| WHAT TO PRODUCE |
Look through the records below, count the lines with the word "Degree", and reply with only the number.

— START OF ENTRIES SUPPLIED —

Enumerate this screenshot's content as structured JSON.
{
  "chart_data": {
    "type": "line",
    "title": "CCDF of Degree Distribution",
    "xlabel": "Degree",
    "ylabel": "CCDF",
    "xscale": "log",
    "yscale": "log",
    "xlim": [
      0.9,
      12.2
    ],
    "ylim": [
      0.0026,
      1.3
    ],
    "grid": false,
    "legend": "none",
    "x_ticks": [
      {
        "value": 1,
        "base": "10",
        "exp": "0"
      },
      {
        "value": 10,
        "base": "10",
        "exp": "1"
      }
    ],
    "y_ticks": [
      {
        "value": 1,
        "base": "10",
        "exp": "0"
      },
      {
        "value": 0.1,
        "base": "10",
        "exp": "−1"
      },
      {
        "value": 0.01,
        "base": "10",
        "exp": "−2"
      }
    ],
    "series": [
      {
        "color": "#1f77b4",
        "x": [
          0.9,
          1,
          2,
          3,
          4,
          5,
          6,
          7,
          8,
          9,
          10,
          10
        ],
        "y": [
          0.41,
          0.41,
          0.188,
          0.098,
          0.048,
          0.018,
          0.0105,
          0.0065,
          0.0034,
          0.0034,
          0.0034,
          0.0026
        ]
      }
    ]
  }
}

— END OF ENTRIES SUPPLIED —

| SOLUTION TO THIS TASK |
2